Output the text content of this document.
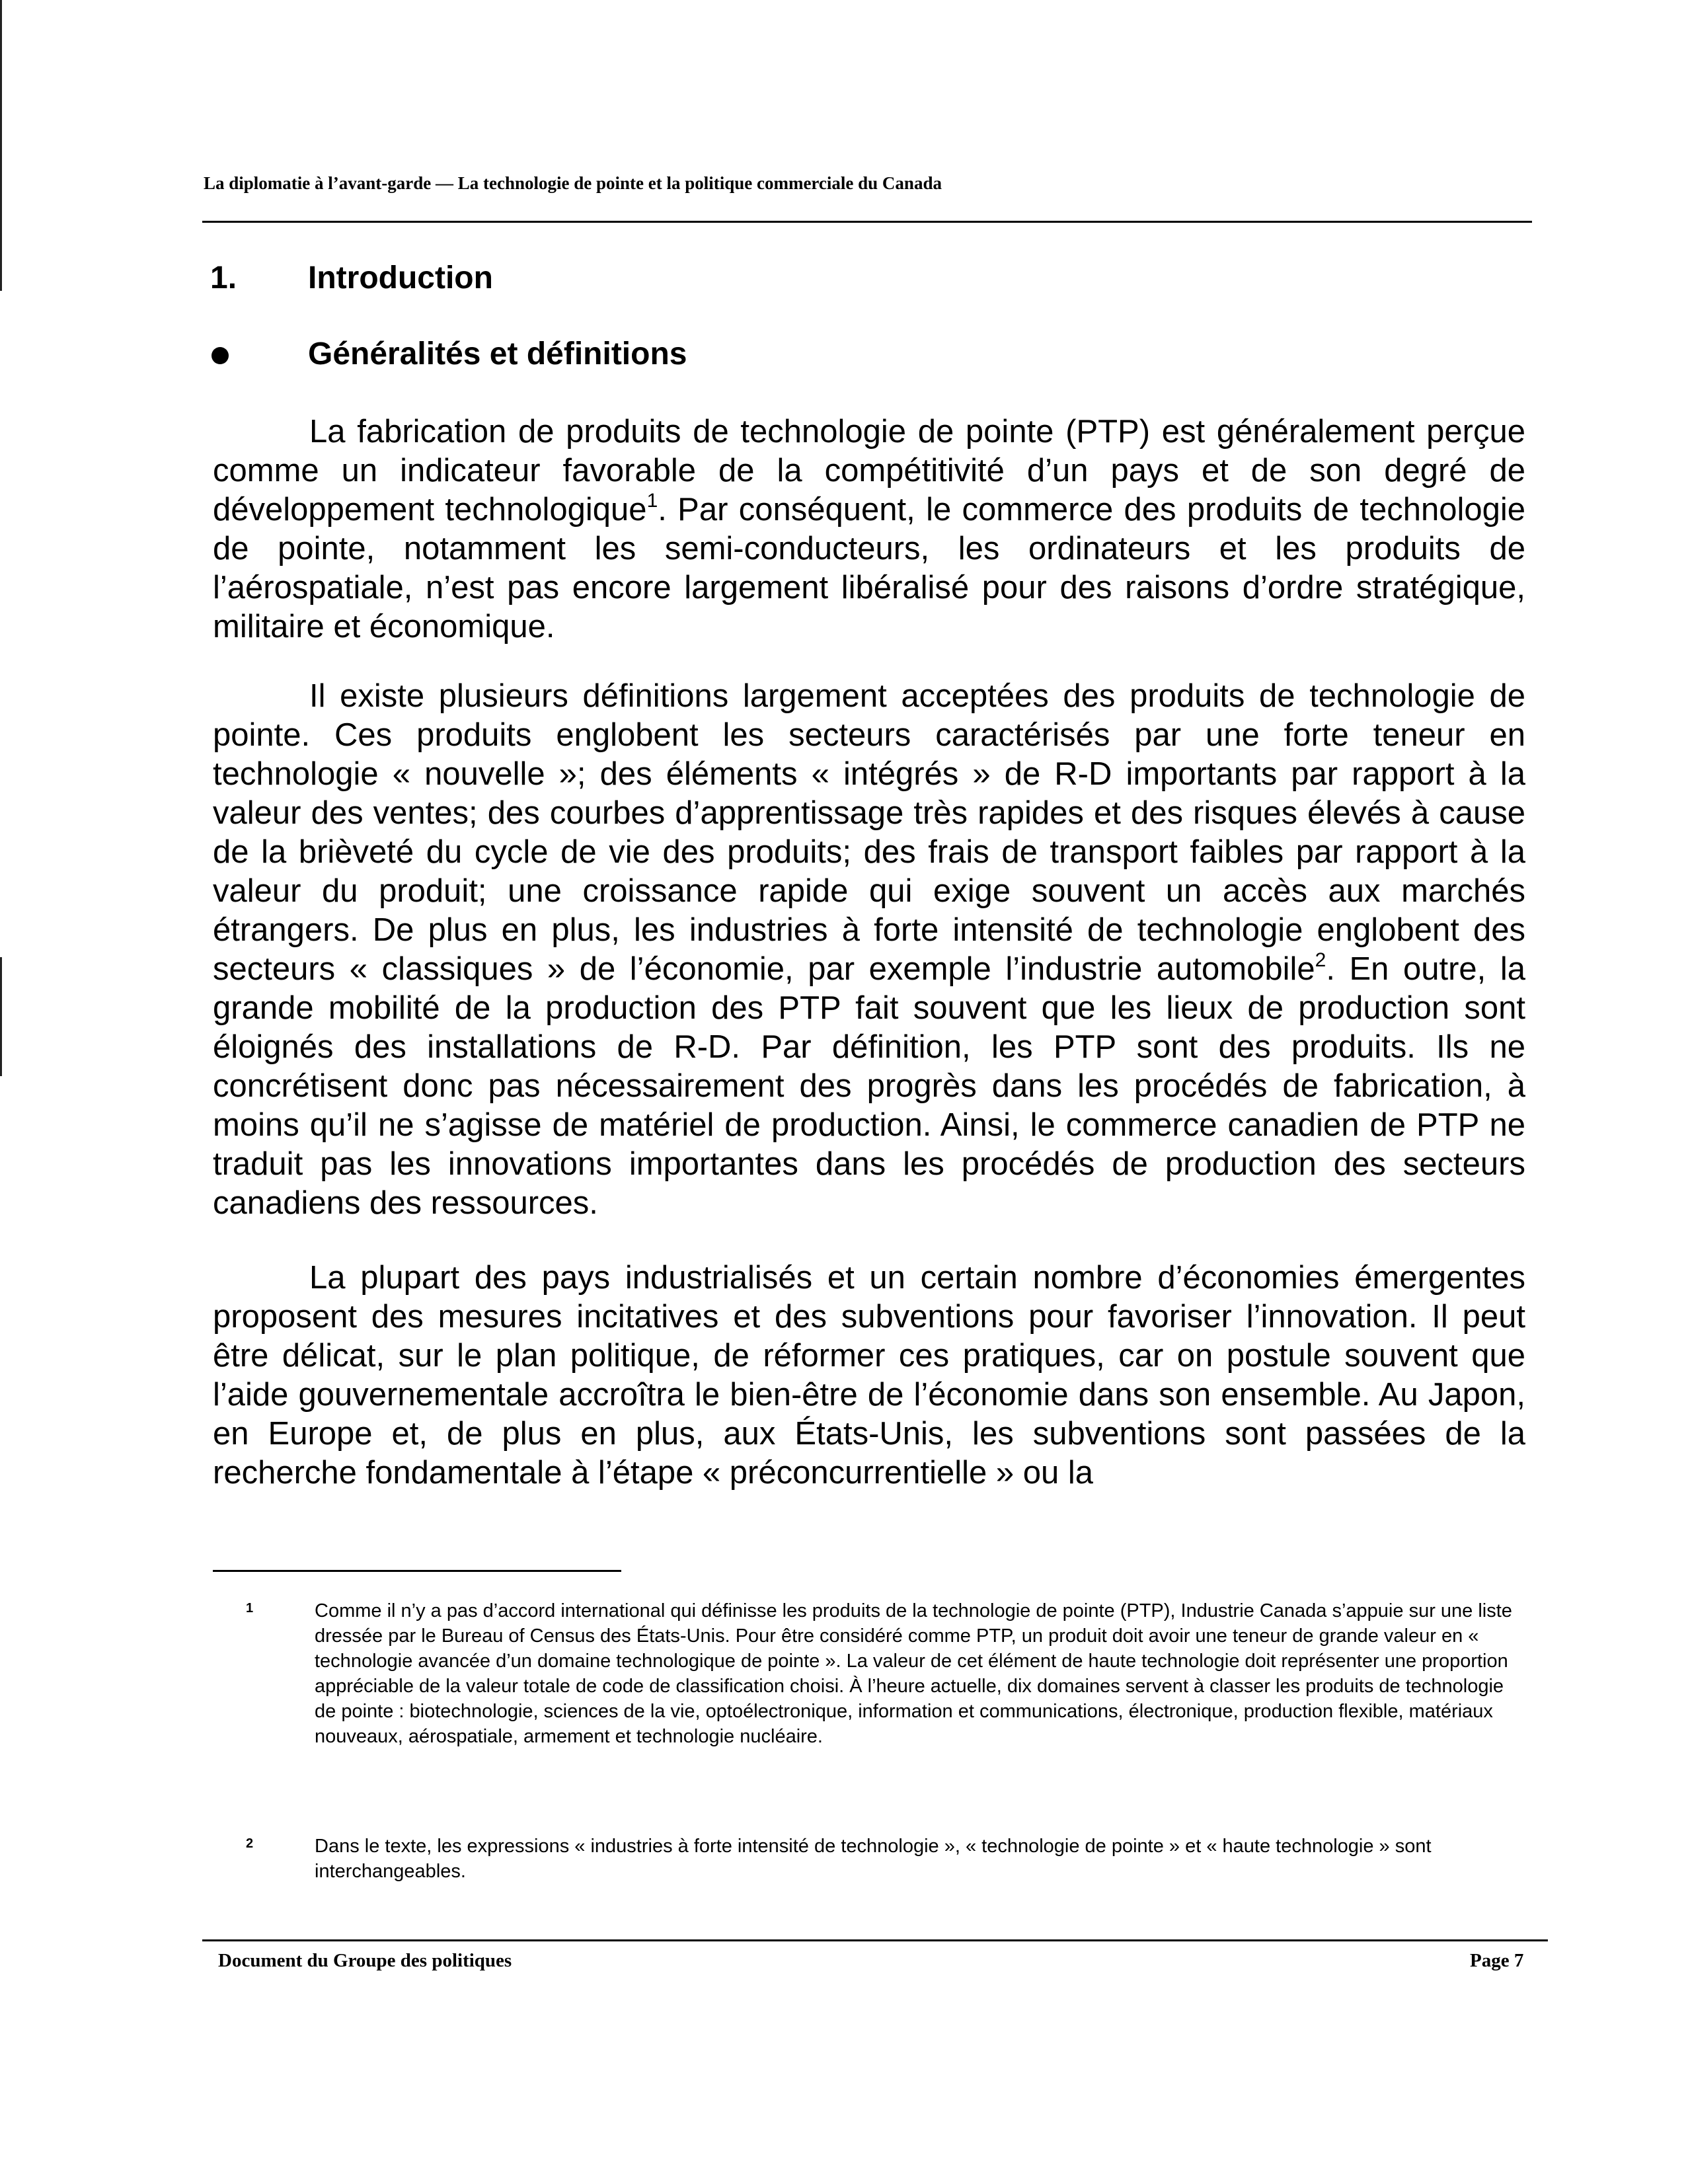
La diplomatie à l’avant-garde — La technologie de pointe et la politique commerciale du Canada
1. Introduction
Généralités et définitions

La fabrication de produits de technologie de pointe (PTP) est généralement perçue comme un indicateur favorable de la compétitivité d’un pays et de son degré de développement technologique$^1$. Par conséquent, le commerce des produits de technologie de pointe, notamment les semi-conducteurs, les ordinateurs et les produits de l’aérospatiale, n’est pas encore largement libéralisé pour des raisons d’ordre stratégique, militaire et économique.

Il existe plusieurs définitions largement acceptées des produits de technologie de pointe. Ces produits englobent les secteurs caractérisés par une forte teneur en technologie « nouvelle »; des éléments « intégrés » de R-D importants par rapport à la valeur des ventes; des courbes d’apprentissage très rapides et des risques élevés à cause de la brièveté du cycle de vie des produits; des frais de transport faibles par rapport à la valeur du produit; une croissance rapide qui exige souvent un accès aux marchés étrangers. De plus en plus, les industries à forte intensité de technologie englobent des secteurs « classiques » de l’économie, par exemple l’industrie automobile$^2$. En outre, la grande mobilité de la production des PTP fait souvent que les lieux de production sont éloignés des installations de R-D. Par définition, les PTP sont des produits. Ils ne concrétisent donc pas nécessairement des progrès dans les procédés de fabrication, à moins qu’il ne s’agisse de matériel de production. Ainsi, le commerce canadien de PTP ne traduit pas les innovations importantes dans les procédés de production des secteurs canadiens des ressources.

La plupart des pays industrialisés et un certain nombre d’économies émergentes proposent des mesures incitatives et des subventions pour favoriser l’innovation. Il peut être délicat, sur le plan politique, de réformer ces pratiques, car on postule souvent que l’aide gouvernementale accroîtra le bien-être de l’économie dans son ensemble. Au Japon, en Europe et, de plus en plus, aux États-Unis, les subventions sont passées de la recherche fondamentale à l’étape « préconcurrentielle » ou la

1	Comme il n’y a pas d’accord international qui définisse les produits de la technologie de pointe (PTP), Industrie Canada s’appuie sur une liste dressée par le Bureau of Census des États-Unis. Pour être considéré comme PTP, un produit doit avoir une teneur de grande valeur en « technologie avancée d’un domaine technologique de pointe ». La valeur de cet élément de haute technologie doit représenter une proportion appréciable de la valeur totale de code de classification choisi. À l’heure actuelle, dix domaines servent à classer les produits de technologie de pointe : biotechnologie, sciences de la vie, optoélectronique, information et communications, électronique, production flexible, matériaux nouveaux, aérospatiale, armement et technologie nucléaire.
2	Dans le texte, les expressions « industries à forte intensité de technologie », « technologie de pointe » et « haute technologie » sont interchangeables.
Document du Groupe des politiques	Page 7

__TASK DESCRIPTION__. Filter the entries down to the lines with the word "Canada" in them.

__RESULT OF THIS EXERCISE__.
La diplomatie à l’avant-garde — La technologie de pointe et la politique commerciale du Canada
1	Comme il n’y a pas d’accord international qui définisse les produits de la technologie de pointe (PTP), Industrie Canada s’appuie sur une liste dressée par le Bureau of Census des États-Unis. Pour être considéré comme PTP, un produit doit avoir une teneur de grande valeur en « technologie avancée d’un domaine technologique de pointe ». La valeur de cet élément de haute technologie doit représenter une proportion appréciable de la valeur totale de code de classification choisi. À l’heure actuelle, dix domaines servent à classer les produits de technologie de pointe : biotechnologie, sciences de la vie, optoélectronique, information et communications, électronique, production flexible, matériaux nouveaux, aérospatiale, armement et technologie nucléaire.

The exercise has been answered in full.